* [Required task]
Images excluded, repeat each entry below exactly.

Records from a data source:

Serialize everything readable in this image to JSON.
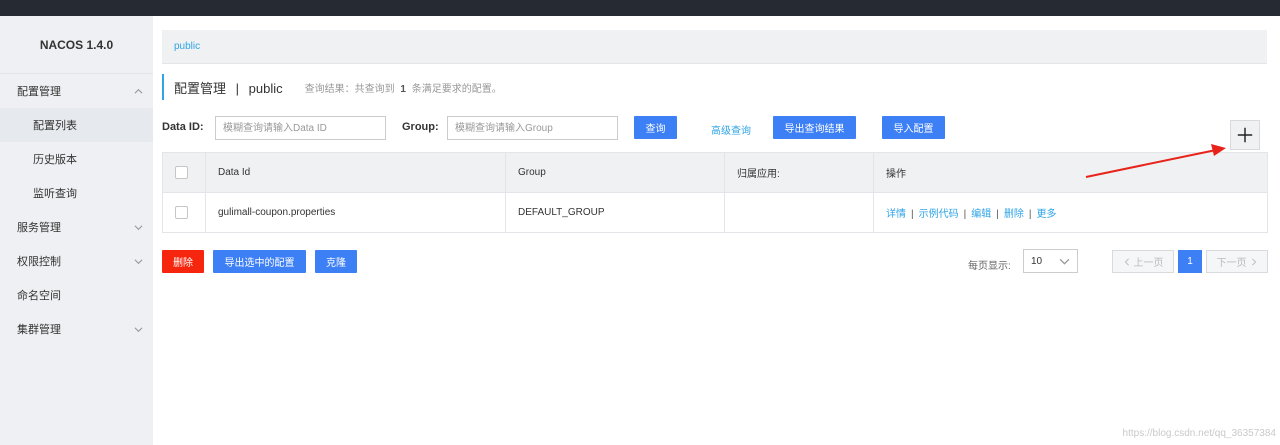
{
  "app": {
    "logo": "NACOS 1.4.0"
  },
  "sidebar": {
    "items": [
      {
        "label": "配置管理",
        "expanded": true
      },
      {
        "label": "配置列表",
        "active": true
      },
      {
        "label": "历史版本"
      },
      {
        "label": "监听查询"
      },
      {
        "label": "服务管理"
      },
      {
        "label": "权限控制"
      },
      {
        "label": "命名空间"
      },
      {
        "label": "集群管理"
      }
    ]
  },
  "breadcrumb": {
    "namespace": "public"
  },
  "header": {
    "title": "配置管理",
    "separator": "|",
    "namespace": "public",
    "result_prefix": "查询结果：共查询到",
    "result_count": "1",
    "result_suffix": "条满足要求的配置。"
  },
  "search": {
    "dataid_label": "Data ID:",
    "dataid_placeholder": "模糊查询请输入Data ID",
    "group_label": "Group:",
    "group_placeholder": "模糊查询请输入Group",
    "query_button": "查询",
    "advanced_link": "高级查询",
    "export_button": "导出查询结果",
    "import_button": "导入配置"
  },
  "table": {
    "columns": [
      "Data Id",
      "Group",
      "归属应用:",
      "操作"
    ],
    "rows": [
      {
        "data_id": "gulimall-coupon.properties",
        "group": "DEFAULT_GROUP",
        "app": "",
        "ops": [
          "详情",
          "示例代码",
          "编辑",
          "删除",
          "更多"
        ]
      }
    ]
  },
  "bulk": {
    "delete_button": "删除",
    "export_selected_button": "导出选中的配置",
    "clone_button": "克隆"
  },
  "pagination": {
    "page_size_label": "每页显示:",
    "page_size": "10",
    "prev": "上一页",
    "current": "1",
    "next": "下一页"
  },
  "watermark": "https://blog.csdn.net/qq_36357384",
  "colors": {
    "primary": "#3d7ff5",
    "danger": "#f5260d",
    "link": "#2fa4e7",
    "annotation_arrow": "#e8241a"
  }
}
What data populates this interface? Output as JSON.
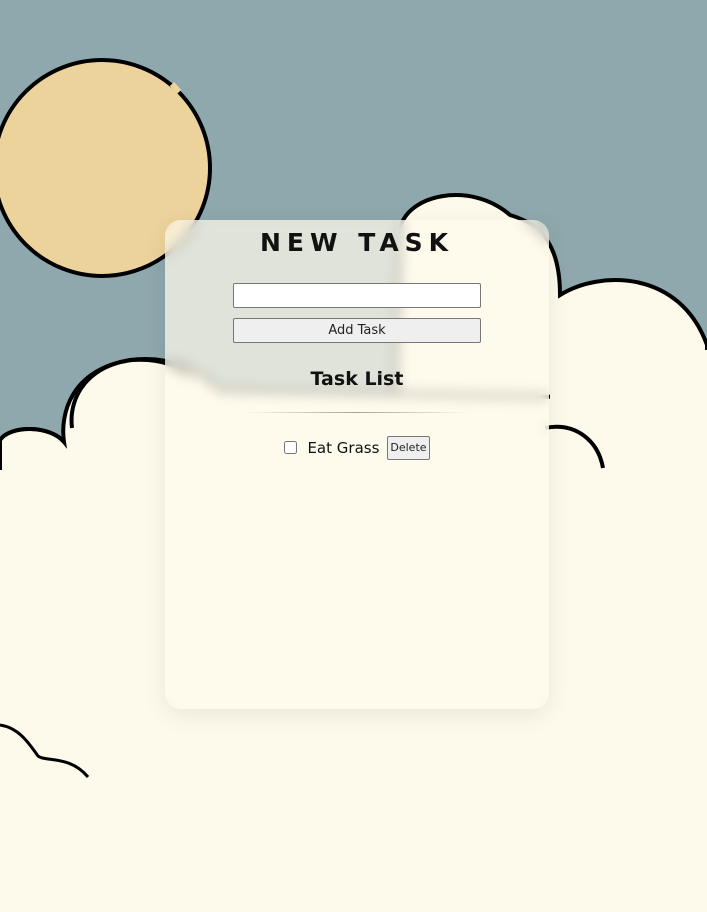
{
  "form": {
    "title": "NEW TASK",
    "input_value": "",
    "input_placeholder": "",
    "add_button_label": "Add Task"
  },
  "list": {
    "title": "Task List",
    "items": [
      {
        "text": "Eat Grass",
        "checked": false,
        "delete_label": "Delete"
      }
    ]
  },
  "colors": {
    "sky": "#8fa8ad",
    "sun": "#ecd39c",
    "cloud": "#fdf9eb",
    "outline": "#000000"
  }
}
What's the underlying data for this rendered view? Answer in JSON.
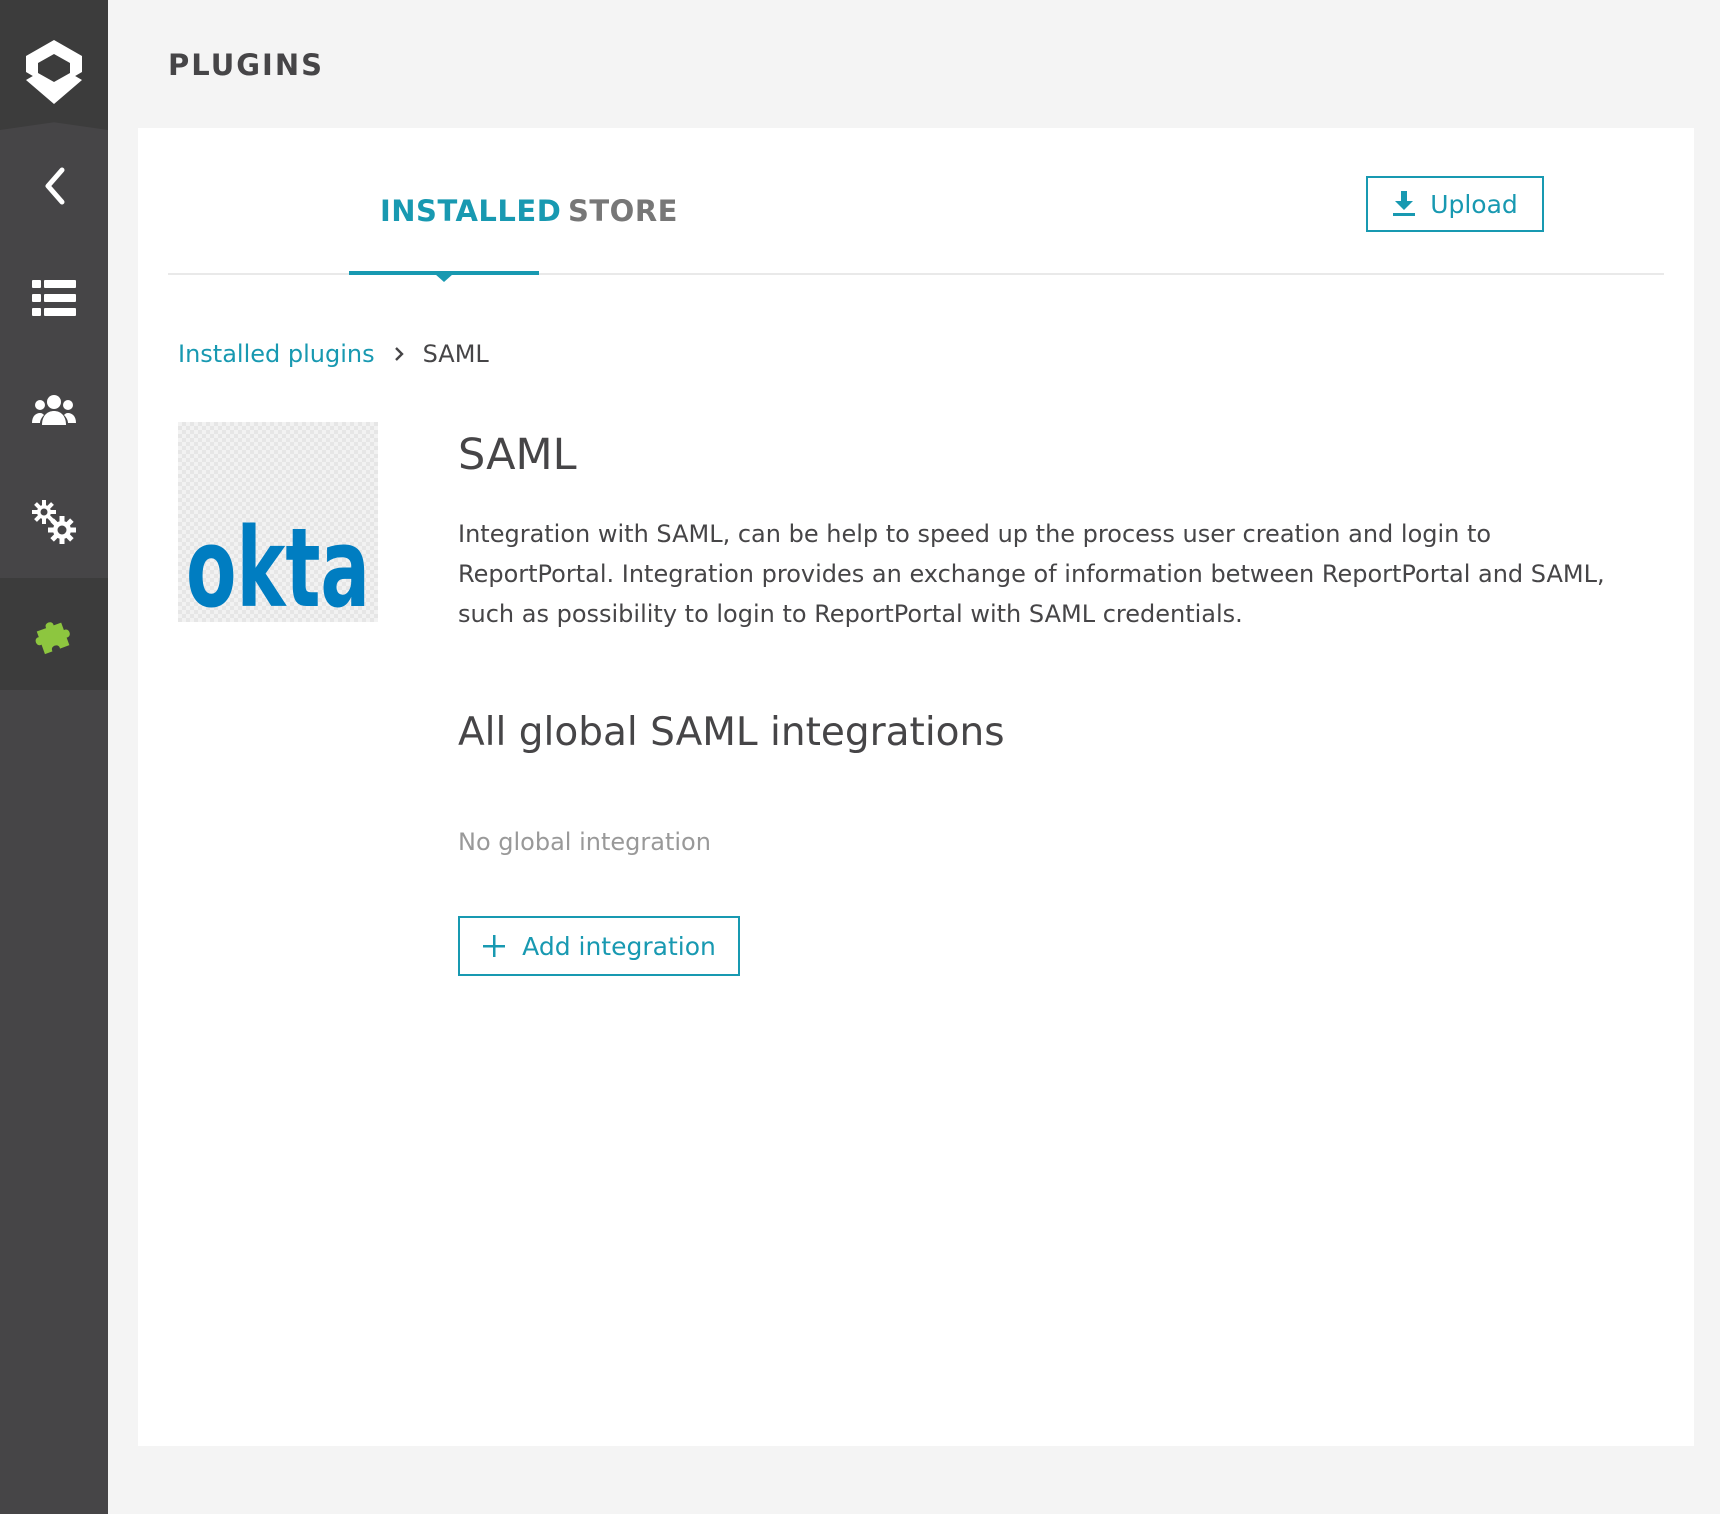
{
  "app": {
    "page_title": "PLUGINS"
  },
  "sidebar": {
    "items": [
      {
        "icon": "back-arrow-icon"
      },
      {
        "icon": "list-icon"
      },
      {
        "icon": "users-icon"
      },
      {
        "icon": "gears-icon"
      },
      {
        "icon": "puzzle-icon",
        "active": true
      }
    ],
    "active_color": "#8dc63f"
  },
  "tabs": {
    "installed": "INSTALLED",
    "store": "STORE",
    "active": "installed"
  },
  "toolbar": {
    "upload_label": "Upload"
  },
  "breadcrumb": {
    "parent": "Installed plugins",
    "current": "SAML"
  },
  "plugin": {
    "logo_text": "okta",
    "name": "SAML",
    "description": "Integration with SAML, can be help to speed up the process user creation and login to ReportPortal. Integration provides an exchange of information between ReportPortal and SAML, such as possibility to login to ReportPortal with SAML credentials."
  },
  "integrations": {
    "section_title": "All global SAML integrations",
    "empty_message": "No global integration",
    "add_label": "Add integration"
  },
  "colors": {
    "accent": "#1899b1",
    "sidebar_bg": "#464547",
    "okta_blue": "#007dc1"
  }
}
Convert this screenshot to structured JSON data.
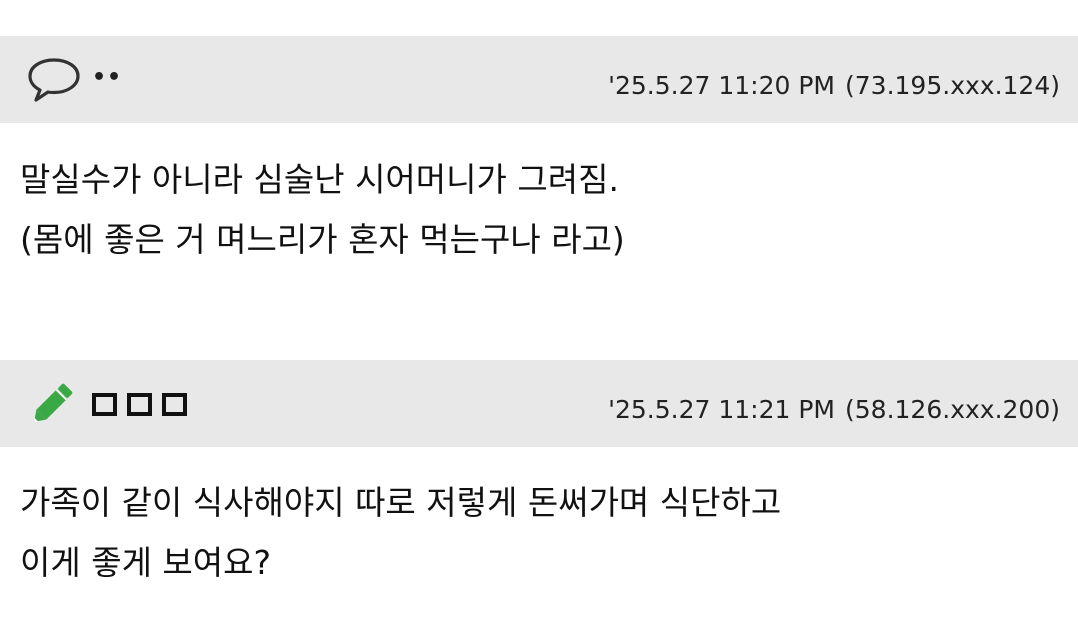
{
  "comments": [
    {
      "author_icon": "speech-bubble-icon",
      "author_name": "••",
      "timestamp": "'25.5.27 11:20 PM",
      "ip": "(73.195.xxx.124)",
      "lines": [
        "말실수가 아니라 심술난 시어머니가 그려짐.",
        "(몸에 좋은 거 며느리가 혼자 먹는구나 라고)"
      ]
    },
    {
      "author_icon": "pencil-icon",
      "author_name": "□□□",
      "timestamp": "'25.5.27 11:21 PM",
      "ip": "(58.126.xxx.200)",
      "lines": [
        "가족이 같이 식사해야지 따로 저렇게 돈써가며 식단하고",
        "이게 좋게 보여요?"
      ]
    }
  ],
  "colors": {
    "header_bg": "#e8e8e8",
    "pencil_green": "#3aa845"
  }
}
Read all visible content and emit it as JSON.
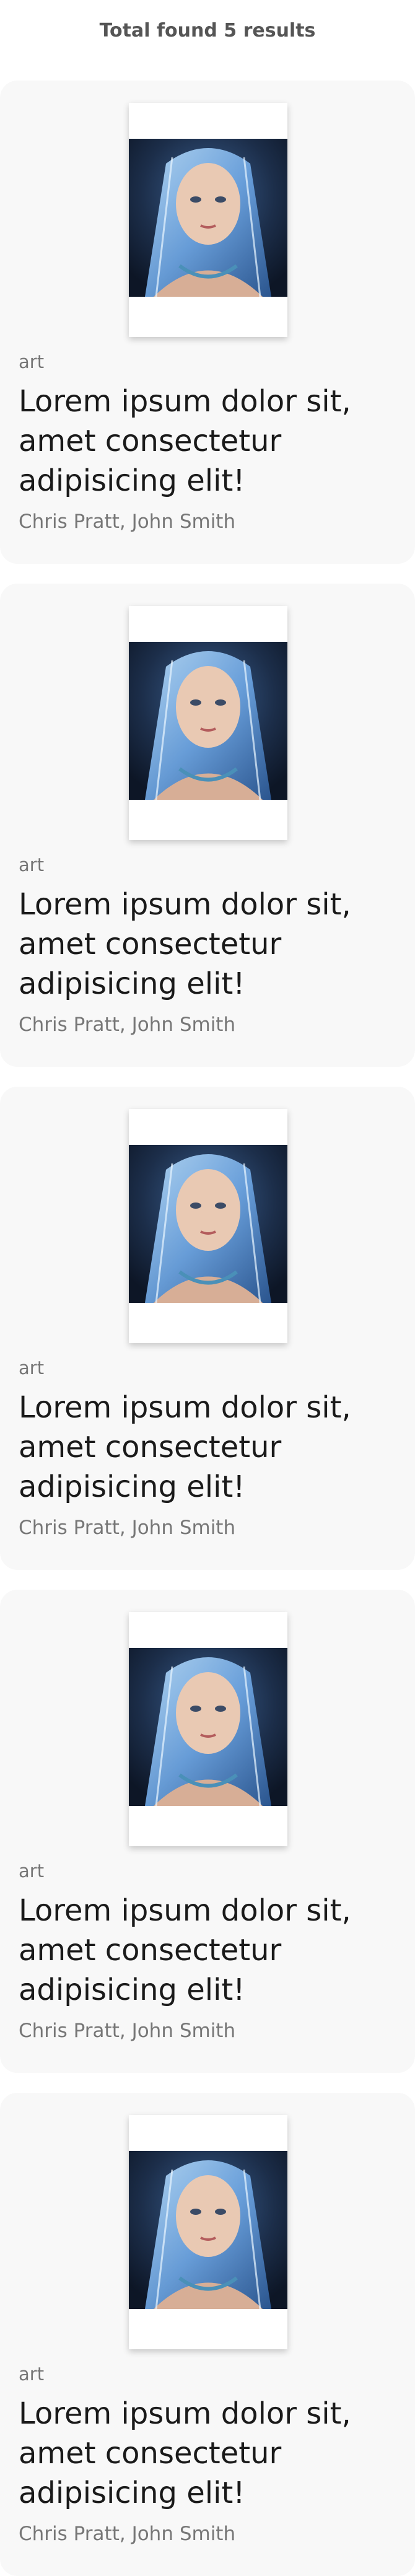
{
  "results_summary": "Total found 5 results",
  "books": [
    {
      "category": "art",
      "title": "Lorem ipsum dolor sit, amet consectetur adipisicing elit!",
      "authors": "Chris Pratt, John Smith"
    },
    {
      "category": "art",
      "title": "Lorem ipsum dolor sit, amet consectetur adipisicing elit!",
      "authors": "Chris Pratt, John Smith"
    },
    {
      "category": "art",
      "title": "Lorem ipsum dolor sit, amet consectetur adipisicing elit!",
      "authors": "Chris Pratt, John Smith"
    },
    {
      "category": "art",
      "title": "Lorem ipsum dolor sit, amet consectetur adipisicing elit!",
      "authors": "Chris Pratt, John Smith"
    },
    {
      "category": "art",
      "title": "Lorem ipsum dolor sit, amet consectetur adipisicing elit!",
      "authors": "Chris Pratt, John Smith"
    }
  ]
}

* [Task answer]
Serialize everything readable in this image to JSON.
{
  "app": {
    "logo": "NACOS 1.4.0"
  },
  "sidebar": {
    "items": [
      {
        "label": "配置管理",
        "expanded": true
      },
      {
        "label": "配置列表",
        "active": true
      },
      {
        "label": "历史版本"
      },
      {
        "label": "监听查询"
      },
      {
        "label": "服务管理"
      },
      {
        "label": "权限控制"
      },
      {
        "label": "命名空间"
      },
      {
        "label": "集群管理"
      }
    ]
  },
  "breadcrumb": {
    "namespace": "public"
  },
  "header": {
    "title": "配置管理",
    "separator": "|",
    "namespace": "public",
    "result_prefix": "查询结果：共查询到",
    "result_count": "1",
    "result_suffix": "条满足要求的配置。"
  },
  "search": {
    "dataid_label": "Data ID:",
    "dataid_placeholder": "模糊查询请输入Data ID",
    "group_label": "Group:",
    "group_placeholder": "模糊查询请输入Group",
    "query_button": "查询",
    "advanced_link": "高级查询",
    "export_button": "导出查询结果",
    "import_button": "导入配置"
  },
  "table": {
    "columns": [
      "Data Id",
      "Group",
      "归属应用:",
      "操作"
    ],
    "rows": [
      {
        "data_id": "gulimall-coupon.properties",
        "group": "DEFAULT_GROUP",
        "app": "",
        "ops": [
          "详情",
          "示例代码",
          "编辑",
          "删除",
          "更多"
        ]
      }
    ]
  },
  "bulk": {
    "delete_button": "删除",
    "export_selected_button": "导出选中的配置",
    "clone_button": "克隆"
  },
  "pagination": {
    "page_size_label": "每页显示:",
    "page_size": "10",
    "prev": "上一页",
    "current": "1",
    "next": "下一页"
  },
  "watermark": "https://blog.csdn.net/qq_36357384",
  "colors": {
    "primary": "#3d7ff5",
    "danger": "#f5260d",
    "link": "#2fa4e7",
    "annotation_arrow": "#e8241a"
  }
}
What data populates this interface? Output as JSON.
{
  "form": {
    "title": "NEW TASK",
    "input_value": "",
    "input_placeholder": "",
    "add_button_label": "Add Task"
  },
  "list": {
    "title": "Task List",
    "items": [
      {
        "text": "Eat Grass",
        "checked": false,
        "delete_label": "Delete"
      }
    ]
  },
  "colors": {
    "sky": "#8fa8ad",
    "sun": "#ecd39c",
    "cloud": "#fdf9eb",
    "outline": "#000000"
  }
}
What's the underlying data for this rendered view? Answer in JSON.
{
  "app": {
    "page_title": "PLUGINS"
  },
  "sidebar": {
    "items": [
      {
        "icon": "back-arrow-icon"
      },
      {
        "icon": "list-icon"
      },
      {
        "icon": "users-icon"
      },
      {
        "icon": "gears-icon"
      },
      {
        "icon": "puzzle-icon",
        "active": true
      }
    ],
    "active_color": "#8dc63f"
  },
  "tabs": {
    "installed": "INSTALLED",
    "store": "STORE",
    "active": "installed"
  },
  "toolbar": {
    "upload_label": "Upload"
  },
  "breadcrumb": {
    "parent": "Installed plugins",
    "current": "SAML"
  },
  "plugin": {
    "logo_text": "okta",
    "name": "SAML",
    "description": "Integration with SAML, can be help to speed up the process user creation and login to ReportPortal. Integration provides an exchange of information between ReportPortal and SAML, such as possibility to login to ReportPortal with SAML credentials."
  },
  "integrations": {
    "section_title": "All global SAML integrations",
    "empty_message": "No global integration",
    "add_label": "Add integration"
  },
  "colors": {
    "accent": "#1899b1",
    "sidebar_bg": "#464547",
    "okta_blue": "#007dc1"
  }
}
Convert this screenshot to structured JSON data.
{
  "comments": [
    {
      "author_icon": "speech-bubble-icon",
      "author_name": "••",
      "timestamp": "'25.5.27 11:20 PM",
      "ip": "(73.195.xxx.124)",
      "lines": [
        "말실수가 아니라 심술난 시어머니가 그려짐.",
        "(몸에 좋은 거 며느리가 혼자 먹는구나 라고)"
      ]
    },
    {
      "author_icon": "pencil-icon",
      "author_name": "□□□",
      "timestamp": "'25.5.27 11:21 PM",
      "ip": "(58.126.xxx.200)",
      "lines": [
        "가족이 같이 식사해야지 따로 저렇게 돈써가며 식단하고",
        "이게 좋게 보여요?"
      ]
    }
  ],
  "colors": {
    "header_bg": "#e8e8e8",
    "pencil_green": "#3aa845"
  }
}
Read all visible content and emit it as JSON.
{
  "results_summary": "Total found 5 results",
  "books": [
    {
      "category": "art",
      "title": "Lorem ipsum dolor sit, amet consectetur adipisicing elit!",
      "authors": "Chris Pratt, John Smith"
    },
    {
      "category": "art",
      "title": "Lorem ipsum dolor sit, amet consectetur adipisicing elit!",
      "authors": "Chris Pratt, John Smith"
    },
    {
      "category": "art",
      "title": "Lorem ipsum dolor sit, amet consectetur adipisicing elit!",
      "authors": "Chris Pratt, John Smith"
    },
    {
      "category": "art",
      "title": "Lorem ipsum dolor sit, amet consectetur adipisicing elit!",
      "authors": "Chris Pratt, John Smith"
    },
    {
      "category": "art",
      "title": "Lorem ipsum dolor sit, amet consectetur adipisicing elit!",
      "authors": "Chris Pratt, John Smith"
    }
  ]
}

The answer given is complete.